■ **Problem to work on**
Here are some records. Copy each one exactly.

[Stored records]

_____

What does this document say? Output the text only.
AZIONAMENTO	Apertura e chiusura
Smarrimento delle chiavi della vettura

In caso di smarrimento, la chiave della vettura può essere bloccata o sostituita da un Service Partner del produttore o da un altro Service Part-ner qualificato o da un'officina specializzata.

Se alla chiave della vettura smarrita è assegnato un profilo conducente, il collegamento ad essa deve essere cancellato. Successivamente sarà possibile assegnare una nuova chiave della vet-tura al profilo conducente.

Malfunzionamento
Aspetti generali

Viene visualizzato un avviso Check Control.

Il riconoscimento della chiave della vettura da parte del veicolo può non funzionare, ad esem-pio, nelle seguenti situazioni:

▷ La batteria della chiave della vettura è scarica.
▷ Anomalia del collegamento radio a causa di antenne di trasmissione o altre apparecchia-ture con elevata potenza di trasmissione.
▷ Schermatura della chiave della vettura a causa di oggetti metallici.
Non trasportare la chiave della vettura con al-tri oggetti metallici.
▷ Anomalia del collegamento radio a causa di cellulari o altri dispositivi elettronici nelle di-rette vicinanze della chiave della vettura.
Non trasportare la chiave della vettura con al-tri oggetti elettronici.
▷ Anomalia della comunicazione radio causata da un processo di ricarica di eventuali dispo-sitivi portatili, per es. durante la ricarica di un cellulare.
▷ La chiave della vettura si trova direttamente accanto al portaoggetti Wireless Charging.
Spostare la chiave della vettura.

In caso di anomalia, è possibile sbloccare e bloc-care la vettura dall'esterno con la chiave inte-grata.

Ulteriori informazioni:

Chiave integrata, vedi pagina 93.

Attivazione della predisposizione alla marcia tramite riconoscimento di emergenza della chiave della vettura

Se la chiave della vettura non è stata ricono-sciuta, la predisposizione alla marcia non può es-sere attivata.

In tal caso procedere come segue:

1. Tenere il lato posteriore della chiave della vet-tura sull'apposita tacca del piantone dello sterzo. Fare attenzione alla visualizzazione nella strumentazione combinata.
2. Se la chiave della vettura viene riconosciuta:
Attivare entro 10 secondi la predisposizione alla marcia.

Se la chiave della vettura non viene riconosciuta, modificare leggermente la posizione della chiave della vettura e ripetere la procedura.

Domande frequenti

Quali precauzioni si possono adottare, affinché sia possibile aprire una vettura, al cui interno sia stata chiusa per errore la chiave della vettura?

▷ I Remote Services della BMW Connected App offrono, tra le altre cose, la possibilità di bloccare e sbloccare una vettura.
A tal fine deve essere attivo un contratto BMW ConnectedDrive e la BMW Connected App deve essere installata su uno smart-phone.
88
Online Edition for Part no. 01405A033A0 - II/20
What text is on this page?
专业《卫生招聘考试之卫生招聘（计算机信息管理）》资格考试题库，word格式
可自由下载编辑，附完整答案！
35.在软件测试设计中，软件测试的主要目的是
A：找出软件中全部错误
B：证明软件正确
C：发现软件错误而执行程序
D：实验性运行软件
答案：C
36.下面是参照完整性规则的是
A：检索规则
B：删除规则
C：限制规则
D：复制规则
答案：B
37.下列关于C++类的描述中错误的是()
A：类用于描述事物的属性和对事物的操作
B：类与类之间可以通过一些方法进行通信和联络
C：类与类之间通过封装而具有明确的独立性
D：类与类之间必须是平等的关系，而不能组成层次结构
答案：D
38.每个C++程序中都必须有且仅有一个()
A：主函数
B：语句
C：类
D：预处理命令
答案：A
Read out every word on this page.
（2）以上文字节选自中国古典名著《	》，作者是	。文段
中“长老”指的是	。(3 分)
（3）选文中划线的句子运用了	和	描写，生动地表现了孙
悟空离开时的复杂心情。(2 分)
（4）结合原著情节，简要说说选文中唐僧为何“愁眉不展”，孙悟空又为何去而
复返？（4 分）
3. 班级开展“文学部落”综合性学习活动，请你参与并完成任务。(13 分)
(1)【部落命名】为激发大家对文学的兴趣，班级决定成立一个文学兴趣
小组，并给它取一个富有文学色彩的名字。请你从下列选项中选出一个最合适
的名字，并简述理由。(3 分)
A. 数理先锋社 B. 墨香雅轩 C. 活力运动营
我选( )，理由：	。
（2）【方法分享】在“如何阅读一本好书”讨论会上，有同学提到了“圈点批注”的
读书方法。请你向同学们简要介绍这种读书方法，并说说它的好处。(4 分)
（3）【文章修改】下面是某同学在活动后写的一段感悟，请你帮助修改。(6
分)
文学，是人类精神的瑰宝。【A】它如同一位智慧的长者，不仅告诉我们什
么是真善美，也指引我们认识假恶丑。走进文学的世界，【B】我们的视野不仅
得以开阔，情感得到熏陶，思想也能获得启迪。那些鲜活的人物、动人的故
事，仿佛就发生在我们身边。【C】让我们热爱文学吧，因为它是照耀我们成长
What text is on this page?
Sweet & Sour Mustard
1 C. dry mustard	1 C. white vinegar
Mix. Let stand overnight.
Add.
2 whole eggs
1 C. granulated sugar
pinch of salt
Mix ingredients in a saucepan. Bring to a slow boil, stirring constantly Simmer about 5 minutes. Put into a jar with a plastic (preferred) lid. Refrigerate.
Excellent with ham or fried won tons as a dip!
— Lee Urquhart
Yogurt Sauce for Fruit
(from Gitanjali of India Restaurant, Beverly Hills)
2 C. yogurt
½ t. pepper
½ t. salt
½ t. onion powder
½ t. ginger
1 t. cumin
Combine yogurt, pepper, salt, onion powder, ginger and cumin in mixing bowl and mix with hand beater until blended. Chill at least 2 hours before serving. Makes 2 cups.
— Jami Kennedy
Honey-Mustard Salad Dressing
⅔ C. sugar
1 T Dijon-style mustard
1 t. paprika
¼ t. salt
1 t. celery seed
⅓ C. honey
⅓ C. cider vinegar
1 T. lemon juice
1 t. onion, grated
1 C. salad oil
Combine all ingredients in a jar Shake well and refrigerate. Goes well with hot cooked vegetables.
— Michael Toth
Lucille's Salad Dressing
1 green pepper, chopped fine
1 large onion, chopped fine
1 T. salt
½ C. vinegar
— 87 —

_____

■ **Task solution**
What does this document say? Output the text only.
AZIONAMENTO	Apertura e chiusura
Smarrimento delle chiavi della vettura

In caso di smarrimento, la chiave della vettura può essere bloccata o sostituita da un Service Partner del produttore o da un altro Service Part-ner qualificato o da un'officina specializzata.

Se alla chiave della vettura smarrita è assegnato un profilo conducente, il collegamento ad essa deve essere cancellato. Successivamente sarà possibile assegnare una nuova chiave della vet-tura al profilo conducente.

Malfunzionamento
Aspetti generali

Viene visualizzato un avviso Check Control.

Il riconoscimento della chiave della vettura da parte del veicolo può non funzionare, ad esem-pio, nelle seguenti situazioni:

▷ La batteria della chiave della vettura è scarica.
▷ Anomalia del collegamento radio a causa di antenne di trasmissione o altre apparecchia-ture con elevata potenza di trasmissione.
▷ Schermatura della chiave della vettura a causa di oggetti metallici.
Non trasportare la chiave della vettura con al-tri oggetti metallici.
▷ Anomalia del collegamento radio a causa di cellulari o altri dispositivi elettronici nelle di-rette vicinanze della chiave della vettura.
Non trasportare la chiave della vettura con al-tri oggetti elettronici.
▷ Anomalia della comunicazione radio causata da un processo di ricarica di eventuali dispo-sitivi portatili, per es. durante la ricarica di un cellulare.
▷ La chiave della vettura si trova direttamente accanto al portaoggetti Wireless Charging.
Spostare la chiave della vettura.

In caso di anomalia, è possibile sbloccare e bloc-care la vettura dall'esterno con la chiave inte-grata.

Ulteriori informazioni:

Chiave integrata, vedi pagina 93.

Attivazione della predisposizione alla marcia tramite riconoscimento di emergenza della chiave della vettura

Se la chiave della vettura non è stata ricono-sciuta, la predisposizione alla marcia non può es-sere attivata.

In tal caso procedere come segue:

1. Tenere il lato posteriore della chiave della vet-tura sull'apposita tacca del piantone dello sterzo. Fare attenzione alla visualizzazione nella strumentazione combinata.
2. Se la chiave della vettura viene riconosciuta:
Attivare entro 10 secondi la predisposizione alla marcia.

Se la chiave della vettura non viene riconosciuta, modificare leggermente la posizione della chiave della vettura e ripetere la procedura.

Domande frequenti

Quali precauzioni si possono adottare, affinché sia possibile aprire una vettura, al cui interno sia stata chiusa per errore la chiave della vettura?

▷ I Remote Services della BMW Connected App offrono, tra le altre cose, la possibilità di bloccare e sbloccare una vettura.
A tal fine deve essere attivo un contratto BMW ConnectedDrive e la BMW Connected App deve essere installata su uno smart-phone.
88
Online Edition for Part no. 01405A033A0 - II/20
What text is on this page?
专业《卫生招聘考试之卫生招聘（计算机信息管理）》资格考试题库，word格式
可自由下载编辑，附完整答案！
35.在软件测试设计中，软件测试的主要目的是
A：找出软件中全部错误
B：证明软件正确
C：发现软件错误而执行程序
D：实验性运行软件
答案：C
36.下面是参照完整性规则的是
A：检索规则
B：删除规则
C：限制规则
D：复制规则
答案：B
37.下列关于C++类的描述中错误的是()
A：类用于描述事物的属性和对事物的操作
B：类与类之间可以通过一些方法进行通信和联络
C：类与类之间通过封装而具有明确的独立性
D：类与类之间必须是平等的关系，而不能组成层次结构
答案：D
38.每个C++程序中都必须有且仅有一个()
A：主函数
B：语句
C：类
D：预处理命令
答案：A
Read out every word on this page.
（2）以上文字节选自中国古典名著《	》，作者是	。文段
中“长老”指的是	。(3 分)
（3）选文中划线的句子运用了	和	描写，生动地表现了孙
悟空离开时的复杂心情。(2 分)
（4）结合原著情节，简要说说选文中唐僧为何“愁眉不展”，孙悟空又为何去而
复返？（4 分）
3. 班级开展“文学部落”综合性学习活动，请你参与并完成任务。(13 分)
(1)【部落命名】为激发大家对文学的兴趣，班级决定成立一个文学兴趣
小组，并给它取一个富有文学色彩的名字。请你从下列选项中选出一个最合适
的名字，并简述理由。(3 分)
A. 数理先锋社 B. 墨香雅轩 C. 活力运动营
我选( )，理由：	。
（2）【方法分享】在“如何阅读一本好书”讨论会上，有同学提到了“圈点批注”的
读书方法。请你向同学们简要介绍这种读书方法，并说说它的好处。(4 分)
（3）【文章修改】下面是某同学在活动后写的一段感悟，请你帮助修改。(6
分)
文学，是人类精神的瑰宝。【A】它如同一位智慧的长者，不仅告诉我们什
么是真善美，也指引我们认识假恶丑。走进文学的世界，【B】我们的视野不仅
得以开阔，情感得到熏陶，思想也能获得启迪。那些鲜活的人物、动人的故
事，仿佛就发生在我们身边。【C】让我们热爱文学吧，因为它是照耀我们成长
What text is on this page?
Sweet & Sour Mustard
1 C. dry mustard	1 C. white vinegar
Mix. Let stand overnight.
Add.
2 whole eggs
1 C. granulated sugar
pinch of salt
Mix ingredients in a saucepan. Bring to a slow boil, stirring constantly Simmer about 5 minutes. Put into a jar with a plastic (preferred) lid. Refrigerate.
Excellent with ham or fried won tons as a dip!
— Lee Urquhart
Yogurt Sauce for Fruit
(from Gitanjali of India Restaurant, Beverly Hills)
2 C. yogurt
½ t. pepper
½ t. salt
½ t. onion powder
½ t. ginger
1 t. cumin
Combine yogurt, pepper, salt, onion powder, ginger and cumin in mixing bowl and mix with hand beater until blended. Chill at least 2 hours before serving. Makes 2 cups.
— Jami Kennedy
Honey-Mustard Salad Dressing
⅔ C. sugar
1 T Dijon-style mustard
1 t. paprika
¼ t. salt
1 t. celery seed
⅓ C. honey
⅓ C. cider vinegar
1 T. lemon juice
1 t. onion, grated
1 C. salad oil
Combine all ingredients in a jar Shake well and refrigerate. Goes well with hot cooked vegetables.
— Michael Toth
Lucille's Salad Dressing
1 green pepper, chopped fine
1 large onion, chopped fine
1 T. salt
½ C. vinegar
— 87 —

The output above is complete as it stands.